> [AIM OF THE TASK]
Extract the lines of the data from the line containing "left-y-tick-label: 8.2 (38, 314, 56, 329)" up to and including the line containing "right-bar (809, 338, 812, 348)", reproducing each one without alteration.

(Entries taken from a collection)

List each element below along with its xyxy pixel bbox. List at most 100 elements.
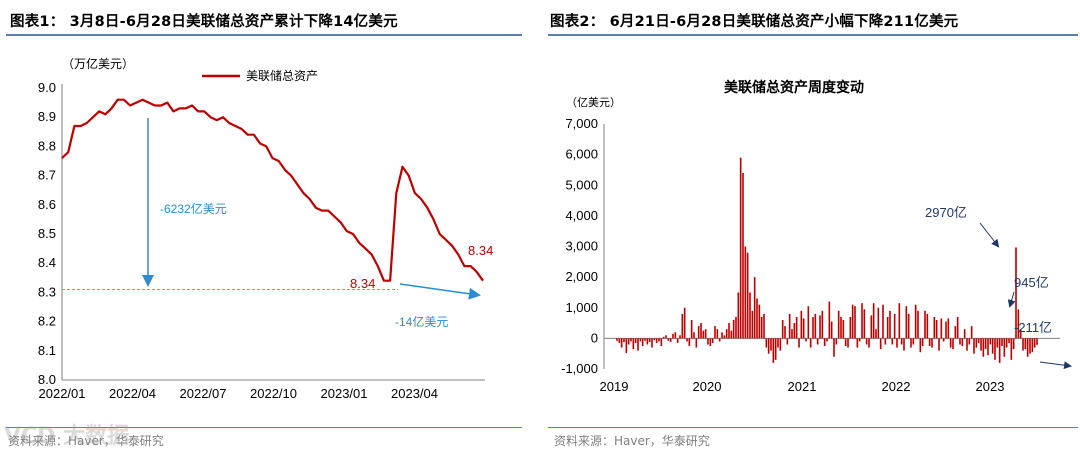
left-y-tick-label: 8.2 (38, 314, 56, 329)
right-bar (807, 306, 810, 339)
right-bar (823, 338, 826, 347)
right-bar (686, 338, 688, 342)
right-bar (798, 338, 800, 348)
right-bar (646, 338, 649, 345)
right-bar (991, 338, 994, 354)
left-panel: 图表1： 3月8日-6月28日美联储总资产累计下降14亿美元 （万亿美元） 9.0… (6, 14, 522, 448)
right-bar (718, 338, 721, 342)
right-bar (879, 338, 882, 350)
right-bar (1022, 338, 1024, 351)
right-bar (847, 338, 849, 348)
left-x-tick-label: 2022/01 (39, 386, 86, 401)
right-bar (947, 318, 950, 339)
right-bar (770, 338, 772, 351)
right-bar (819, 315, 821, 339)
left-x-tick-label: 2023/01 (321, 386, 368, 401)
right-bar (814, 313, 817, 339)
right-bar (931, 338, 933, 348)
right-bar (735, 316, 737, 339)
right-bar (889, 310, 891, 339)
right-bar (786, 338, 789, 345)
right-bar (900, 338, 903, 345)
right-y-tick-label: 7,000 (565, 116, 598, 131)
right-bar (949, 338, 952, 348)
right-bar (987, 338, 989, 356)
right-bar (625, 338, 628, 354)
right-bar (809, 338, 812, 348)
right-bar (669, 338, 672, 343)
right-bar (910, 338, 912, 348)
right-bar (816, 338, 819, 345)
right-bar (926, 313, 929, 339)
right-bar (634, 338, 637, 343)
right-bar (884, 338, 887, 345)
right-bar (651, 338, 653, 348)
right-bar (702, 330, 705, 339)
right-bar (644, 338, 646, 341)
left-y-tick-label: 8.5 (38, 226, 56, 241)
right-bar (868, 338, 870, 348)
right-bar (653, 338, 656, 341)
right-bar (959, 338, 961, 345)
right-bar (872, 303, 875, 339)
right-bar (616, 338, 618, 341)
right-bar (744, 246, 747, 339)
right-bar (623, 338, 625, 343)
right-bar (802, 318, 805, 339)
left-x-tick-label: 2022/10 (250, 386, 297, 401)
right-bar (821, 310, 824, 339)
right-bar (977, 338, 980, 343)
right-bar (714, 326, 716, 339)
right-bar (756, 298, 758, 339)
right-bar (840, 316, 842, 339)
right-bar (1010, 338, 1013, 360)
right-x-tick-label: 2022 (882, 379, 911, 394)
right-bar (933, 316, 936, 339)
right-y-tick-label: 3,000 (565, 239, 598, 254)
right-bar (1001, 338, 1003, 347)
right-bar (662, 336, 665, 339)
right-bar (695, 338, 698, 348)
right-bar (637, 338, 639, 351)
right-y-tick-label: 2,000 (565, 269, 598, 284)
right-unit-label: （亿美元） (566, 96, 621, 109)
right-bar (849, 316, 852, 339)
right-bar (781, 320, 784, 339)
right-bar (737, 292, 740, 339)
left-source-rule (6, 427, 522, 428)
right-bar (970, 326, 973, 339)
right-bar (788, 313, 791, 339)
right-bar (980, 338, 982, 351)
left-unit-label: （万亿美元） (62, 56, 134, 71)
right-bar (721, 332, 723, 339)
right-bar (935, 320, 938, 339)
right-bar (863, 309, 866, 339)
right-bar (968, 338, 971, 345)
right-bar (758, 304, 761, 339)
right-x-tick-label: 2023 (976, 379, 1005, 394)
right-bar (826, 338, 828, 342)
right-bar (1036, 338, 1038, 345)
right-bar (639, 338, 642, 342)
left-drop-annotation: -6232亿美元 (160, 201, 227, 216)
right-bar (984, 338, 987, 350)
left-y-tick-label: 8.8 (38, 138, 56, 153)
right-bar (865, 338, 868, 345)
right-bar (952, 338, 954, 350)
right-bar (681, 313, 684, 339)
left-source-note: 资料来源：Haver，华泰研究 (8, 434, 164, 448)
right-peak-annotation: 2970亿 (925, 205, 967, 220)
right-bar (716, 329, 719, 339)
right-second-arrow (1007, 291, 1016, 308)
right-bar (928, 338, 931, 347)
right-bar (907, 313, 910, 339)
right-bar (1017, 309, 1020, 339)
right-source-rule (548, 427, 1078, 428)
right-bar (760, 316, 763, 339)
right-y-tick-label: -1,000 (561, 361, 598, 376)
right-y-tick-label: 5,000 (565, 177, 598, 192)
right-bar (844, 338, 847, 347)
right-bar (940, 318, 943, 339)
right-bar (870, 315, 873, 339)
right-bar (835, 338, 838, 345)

> [RIGHT ANSWER]
left-y-tick-label: 8.2 (38, 314, 56, 329)
right-bar (807, 306, 810, 339)
right-bar (823, 338, 826, 347)
right-bar (686, 338, 688, 342)
right-bar (798, 338, 800, 348)
right-bar (646, 338, 649, 345)
right-bar (991, 338, 994, 354)
left-panel: 图表1： 3月8日-6月28日美联储总资产累计下降14亿美元 （万亿美元） 9.0… (6, 14, 522, 448)
right-bar (718, 338, 721, 342)
right-bar (879, 338, 882, 350)
right-bar (1022, 338, 1024, 351)
right-bar (847, 338, 849, 348)
left-x-tick-label: 2022/01 (39, 386, 86, 401)
right-bar (947, 318, 950, 339)
right-bar (770, 338, 772, 351)
right-bar (819, 315, 821, 339)
left-x-tick-label: 2023/01 (321, 386, 368, 401)
right-bar (814, 313, 817, 339)
right-bar (931, 338, 933, 348)
right-bar (735, 316, 737, 339)
right-bar (889, 310, 891, 339)
right-bar (786, 338, 789, 345)
right-bar (900, 338, 903, 345)
right-y-tick-label: 7,000 (565, 116, 598, 131)
right-bar (949, 338, 952, 348)
right-bar (987, 338, 989, 356)
right-bar (625, 338, 628, 354)
right-bar (809, 338, 812, 348)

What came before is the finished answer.